→ Textausschnitt
____________________

Danke für die Mühe die ihr euch gemacht habt. #6


----------



## Skrxnch (18. Dezember 2013)

*AW: Video: Fischfarce, Fischsoße, Fischklößchen und Fischbuletten - AnglerboardTV*

Hallo Thomas,

danke war sehr lehrreich und auch inspirierend mal was neues zu wagen!

Jedoch auf Schlagsahne stehe ich nicht so drauf. Klappt das auch mit saurer Sahne/Schmand/Sauerrahm? 

Was müsste man da evtl. verändern (evtl. weniger Zucker und Salz), oder würdest Du definitiv davon abraten?

LG, Skronch


----------



## Thomas9904 (18. Dezember 2013)

*AW: Video: Fischfarce, Fischsoße, Fischklößchen und Fischbuletten - AnglerboardTV*

Wenn, dann Schmand oder creme fraiche - du brauchst das Fett.
Am besten wird's mit Sahne von der Konsistenz, du kannst auch mit Zitrone oder Limone für etwas Säure abschmecken.


----------



## Skrxnch (19. Dezember 2013)

*AW: Video: Fischfarce, Fischsoße, Fischklößchen und Fischbuletten - AnglerboardTV*

Merci, Creme fraiche hatt ich vergessen.
Wird ausprobiert bei nächster Gelegenheit.
Ich koche auch Wild eher mit Schmand, etc. und nie mit Sahne.
Mag auch keine Preiselbeeren Rotkraut dazu. Also eher etwas deftiger.

Weiter so mit Kochviedeos...!


----------



## volkerm (19. Dezember 2013)

*AW: Video: Fischfarce, Fischsoße, Fischklößchen und Fischbuletten - AnglerboardTV*

Hallo Thomas, ich vertrage körperlich Milchfett nicht. Nach einem gewissen grad bin ich "voll". Was hilft?


----------



## Thomas9904 (19. Dezember 2013)

*AW: Video: Fischfarce, Fischsoße, Fischklößchen und Fischbuletten - AnglerboardTV*

Mit Laktoseproblemen oder Milchfettunverträglichkeit hast Du mit dieser Farce schlicht ein Problem, ohne entsprechend Sahne wird die eher "gummiartig".


----------



## daci7 (19. Dezember 2013)

____________________

→ Bereitgestellte Angaben

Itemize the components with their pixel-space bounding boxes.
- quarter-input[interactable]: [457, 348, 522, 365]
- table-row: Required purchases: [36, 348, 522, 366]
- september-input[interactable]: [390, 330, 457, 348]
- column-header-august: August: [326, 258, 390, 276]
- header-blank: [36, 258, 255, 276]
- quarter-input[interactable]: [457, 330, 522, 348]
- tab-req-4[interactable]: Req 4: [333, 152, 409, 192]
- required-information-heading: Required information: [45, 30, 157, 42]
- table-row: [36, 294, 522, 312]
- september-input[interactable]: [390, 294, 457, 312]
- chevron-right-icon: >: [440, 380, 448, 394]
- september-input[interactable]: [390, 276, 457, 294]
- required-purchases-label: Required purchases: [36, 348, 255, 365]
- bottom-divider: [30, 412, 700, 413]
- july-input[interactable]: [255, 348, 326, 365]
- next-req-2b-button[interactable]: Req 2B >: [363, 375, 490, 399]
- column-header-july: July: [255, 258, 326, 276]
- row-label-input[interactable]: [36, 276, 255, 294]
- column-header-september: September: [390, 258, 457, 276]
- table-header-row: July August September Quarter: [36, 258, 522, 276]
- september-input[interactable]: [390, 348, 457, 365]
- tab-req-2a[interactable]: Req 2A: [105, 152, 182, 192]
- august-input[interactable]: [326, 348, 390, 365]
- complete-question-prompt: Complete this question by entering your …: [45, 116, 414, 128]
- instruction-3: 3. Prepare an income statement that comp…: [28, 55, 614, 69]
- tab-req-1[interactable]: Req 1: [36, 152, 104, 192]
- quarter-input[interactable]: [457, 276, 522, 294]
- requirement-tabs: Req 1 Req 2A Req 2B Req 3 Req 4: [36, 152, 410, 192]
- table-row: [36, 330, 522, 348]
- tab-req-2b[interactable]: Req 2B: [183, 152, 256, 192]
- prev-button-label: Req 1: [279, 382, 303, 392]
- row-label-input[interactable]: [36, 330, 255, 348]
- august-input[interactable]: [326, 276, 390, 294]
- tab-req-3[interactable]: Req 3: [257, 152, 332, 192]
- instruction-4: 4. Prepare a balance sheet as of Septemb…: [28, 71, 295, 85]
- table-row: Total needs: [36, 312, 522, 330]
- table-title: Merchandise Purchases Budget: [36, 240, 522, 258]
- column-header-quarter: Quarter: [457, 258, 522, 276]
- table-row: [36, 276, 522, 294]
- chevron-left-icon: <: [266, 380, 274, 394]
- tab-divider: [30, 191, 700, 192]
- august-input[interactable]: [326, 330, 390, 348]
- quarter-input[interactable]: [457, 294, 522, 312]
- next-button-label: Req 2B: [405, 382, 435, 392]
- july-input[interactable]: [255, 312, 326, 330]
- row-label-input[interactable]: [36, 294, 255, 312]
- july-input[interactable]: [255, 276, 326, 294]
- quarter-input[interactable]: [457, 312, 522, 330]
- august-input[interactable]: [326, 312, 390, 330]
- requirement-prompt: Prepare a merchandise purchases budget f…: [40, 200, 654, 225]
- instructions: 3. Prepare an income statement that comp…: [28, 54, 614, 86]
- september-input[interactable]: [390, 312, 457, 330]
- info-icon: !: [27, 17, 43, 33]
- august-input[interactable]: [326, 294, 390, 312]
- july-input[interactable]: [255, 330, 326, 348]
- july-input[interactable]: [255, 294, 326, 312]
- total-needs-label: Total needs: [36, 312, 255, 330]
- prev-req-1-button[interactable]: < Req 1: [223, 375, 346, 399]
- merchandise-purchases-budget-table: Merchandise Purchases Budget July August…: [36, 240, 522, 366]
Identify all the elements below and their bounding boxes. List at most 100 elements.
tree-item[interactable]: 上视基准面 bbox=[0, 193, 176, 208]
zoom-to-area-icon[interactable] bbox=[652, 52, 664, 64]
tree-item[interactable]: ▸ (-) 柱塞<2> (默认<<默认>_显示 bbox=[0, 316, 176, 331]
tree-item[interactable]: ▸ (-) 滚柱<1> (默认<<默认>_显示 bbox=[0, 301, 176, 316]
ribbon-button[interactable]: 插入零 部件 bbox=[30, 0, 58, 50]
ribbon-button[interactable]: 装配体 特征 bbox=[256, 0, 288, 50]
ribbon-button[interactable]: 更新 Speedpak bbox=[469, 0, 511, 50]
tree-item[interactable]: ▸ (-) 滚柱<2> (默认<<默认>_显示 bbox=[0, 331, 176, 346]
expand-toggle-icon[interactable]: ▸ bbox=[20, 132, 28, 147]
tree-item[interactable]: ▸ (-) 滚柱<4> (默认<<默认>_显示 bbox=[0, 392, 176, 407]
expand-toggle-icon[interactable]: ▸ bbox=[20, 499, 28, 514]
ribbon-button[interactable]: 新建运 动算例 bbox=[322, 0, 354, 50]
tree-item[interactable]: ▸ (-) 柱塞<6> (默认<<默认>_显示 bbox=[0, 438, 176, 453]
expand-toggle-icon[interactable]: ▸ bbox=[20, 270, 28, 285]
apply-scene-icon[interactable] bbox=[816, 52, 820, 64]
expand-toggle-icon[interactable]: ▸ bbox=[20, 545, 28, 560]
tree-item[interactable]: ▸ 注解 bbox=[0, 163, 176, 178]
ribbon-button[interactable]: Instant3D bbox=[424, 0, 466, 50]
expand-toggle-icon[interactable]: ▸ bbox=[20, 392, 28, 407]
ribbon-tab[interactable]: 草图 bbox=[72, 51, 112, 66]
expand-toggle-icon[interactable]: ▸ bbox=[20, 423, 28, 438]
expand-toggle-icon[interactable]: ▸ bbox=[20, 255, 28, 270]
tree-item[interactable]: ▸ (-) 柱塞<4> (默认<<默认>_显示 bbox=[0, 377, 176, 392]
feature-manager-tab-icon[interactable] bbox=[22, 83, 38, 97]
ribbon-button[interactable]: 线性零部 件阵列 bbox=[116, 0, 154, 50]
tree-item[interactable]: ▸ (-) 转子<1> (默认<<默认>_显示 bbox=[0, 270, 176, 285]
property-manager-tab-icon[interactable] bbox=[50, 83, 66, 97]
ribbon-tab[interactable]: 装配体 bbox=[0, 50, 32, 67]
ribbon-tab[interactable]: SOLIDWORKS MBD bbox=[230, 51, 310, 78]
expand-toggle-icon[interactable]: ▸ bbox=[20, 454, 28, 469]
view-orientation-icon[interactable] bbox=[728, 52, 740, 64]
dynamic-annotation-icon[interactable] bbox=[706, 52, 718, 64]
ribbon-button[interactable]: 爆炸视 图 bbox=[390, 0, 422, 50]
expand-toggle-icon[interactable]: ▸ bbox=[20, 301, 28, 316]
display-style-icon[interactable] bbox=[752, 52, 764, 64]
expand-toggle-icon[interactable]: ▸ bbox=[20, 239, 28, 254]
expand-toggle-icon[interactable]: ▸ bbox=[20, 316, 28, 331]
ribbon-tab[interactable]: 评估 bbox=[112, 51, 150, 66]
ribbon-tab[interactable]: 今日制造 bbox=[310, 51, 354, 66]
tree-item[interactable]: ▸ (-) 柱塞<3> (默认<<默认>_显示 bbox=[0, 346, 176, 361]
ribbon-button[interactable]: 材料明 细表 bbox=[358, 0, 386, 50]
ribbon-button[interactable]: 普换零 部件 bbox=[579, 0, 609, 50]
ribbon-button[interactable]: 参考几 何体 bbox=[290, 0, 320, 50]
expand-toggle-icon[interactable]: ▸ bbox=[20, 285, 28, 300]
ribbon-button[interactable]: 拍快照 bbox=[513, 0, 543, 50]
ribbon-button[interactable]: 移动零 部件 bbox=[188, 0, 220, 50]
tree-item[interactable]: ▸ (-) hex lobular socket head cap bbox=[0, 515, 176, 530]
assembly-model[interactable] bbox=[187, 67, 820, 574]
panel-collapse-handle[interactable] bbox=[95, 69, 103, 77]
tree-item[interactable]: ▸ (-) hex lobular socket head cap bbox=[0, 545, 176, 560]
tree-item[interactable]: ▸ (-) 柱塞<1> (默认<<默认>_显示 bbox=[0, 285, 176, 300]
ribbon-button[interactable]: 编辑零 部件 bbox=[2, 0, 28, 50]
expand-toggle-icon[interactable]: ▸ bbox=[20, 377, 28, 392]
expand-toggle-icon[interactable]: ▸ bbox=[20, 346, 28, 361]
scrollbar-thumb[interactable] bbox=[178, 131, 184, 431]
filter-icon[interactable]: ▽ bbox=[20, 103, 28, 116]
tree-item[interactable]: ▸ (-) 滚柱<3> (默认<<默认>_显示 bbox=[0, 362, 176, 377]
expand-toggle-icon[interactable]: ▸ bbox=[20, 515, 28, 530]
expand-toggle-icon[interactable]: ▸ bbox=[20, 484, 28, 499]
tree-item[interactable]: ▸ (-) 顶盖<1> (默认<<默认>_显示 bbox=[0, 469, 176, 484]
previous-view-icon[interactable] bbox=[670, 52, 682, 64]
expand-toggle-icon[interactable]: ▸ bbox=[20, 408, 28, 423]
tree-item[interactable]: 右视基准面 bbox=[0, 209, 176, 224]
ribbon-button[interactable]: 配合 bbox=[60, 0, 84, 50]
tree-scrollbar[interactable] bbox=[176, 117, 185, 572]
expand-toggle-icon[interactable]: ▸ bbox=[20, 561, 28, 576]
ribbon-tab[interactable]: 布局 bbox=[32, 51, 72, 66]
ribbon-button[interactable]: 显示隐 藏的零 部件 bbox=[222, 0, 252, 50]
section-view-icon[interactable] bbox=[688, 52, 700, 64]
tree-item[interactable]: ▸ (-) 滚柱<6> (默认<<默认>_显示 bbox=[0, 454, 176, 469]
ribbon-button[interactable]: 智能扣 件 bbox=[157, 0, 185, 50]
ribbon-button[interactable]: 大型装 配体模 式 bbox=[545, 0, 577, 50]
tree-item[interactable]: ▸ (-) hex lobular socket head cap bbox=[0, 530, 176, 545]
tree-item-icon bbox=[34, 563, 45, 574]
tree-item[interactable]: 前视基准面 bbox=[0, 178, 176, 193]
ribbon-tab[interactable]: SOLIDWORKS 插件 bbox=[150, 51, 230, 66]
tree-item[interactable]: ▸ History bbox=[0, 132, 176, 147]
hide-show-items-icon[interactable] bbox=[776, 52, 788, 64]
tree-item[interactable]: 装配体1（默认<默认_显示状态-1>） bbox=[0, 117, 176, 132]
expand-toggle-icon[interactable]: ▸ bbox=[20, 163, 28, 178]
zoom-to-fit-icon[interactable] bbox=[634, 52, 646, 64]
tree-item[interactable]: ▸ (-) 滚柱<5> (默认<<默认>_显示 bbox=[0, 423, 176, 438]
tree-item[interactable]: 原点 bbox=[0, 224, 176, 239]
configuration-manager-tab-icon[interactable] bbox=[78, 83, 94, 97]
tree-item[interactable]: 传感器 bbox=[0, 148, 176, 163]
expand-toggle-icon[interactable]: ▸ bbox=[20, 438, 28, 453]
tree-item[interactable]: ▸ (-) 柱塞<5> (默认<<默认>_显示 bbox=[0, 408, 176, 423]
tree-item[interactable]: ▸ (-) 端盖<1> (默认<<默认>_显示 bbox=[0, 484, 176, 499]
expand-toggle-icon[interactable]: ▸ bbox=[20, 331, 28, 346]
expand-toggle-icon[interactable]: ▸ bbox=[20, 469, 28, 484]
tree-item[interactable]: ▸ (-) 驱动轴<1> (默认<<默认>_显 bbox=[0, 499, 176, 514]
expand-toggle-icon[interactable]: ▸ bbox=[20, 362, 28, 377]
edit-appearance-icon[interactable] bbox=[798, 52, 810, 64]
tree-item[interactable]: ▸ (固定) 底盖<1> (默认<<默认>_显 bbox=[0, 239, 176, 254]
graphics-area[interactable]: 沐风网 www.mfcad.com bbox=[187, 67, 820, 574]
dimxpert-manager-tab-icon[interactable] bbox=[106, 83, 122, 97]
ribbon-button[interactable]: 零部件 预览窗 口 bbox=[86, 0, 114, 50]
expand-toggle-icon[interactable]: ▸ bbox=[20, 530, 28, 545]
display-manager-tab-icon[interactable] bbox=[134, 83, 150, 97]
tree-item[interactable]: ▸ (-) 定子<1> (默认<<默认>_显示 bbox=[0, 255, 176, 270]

____________________

Führen Sie die Forumsdiskussion zur Fischfarce ab der Stelle weiter, an der sie endet.

*AW: Video: Fischfarce, Fischsoße, Fischklößchen und Fischbuletten - AnglerboardTV*



Thomas9904 schrieb:


> Ganz einfach:
> Die gleichen Leute (und "Fernsehkochkollegen"), die meinen man solle  hochwertigen Wein zum Kochen nehmen, schmecken ja angeblich schon bei 2  Grad Temperaturunterschied massive Unterschiede in der Qualität beim  gleichen Wein....
> 
> Wenn dann der Wein in einen heissen Topp gekippt wird, aufkocht,  reduziert wird, bleibt ausser Mineralien, Tannine, Zucker und Säure  nicht viel über...
> ...



Stimmt so, aber man verkocht ja selten ne ganze Buddel - und da ich  nicht 3x die Woche mit Wein koche (und nicht mit Essig kochen will)  kommt bei mir der gleiche Wein in den Topf wie in den Kopf 

Ansonsten: Morgen wird nachgekocht :m


----------



## Thomas9904 (19. Dezember 2013)

*AW: Video: Fischfarce, Fischsoße, Fischklößchen und Fischbuletten - AnglerboardTV*

Kann man ja - allerdings hält auch ein geöffneter Tetrapackwein problemlos ein paar Wochen.

Ich trink aber eben lieber etwas mehr vom Guten, als den zu verkochen ;-))

Tipp 1:
Wer wirklich das feine Aroma eines guten Weines bei seiner Soße schmecken  will:
Die Soße mit preiswertem Wein ansetzen und dann etwas von dem guten Tropfen in einen Zerstäuber füllen und direkt vor dem Servieren fein auf die Soße sprühen und dann sofort servieren - minimale Menge für maximalen Effekt, da ist dann nix verkocht, sondern der Geruch (was auch den Geschmack ausmacht, "schmecken" tut man ja nur Sauer, bitter, süß und salzig)...

Tipp 2:
Den Billigwein als Soßenansatz mit etwas Lorbeer und Nelken gut aufkochen, abpassieren und im Kühlschrank aufbewahren - hält fast ewig..


----------



## Grab (19. Dezember 2013)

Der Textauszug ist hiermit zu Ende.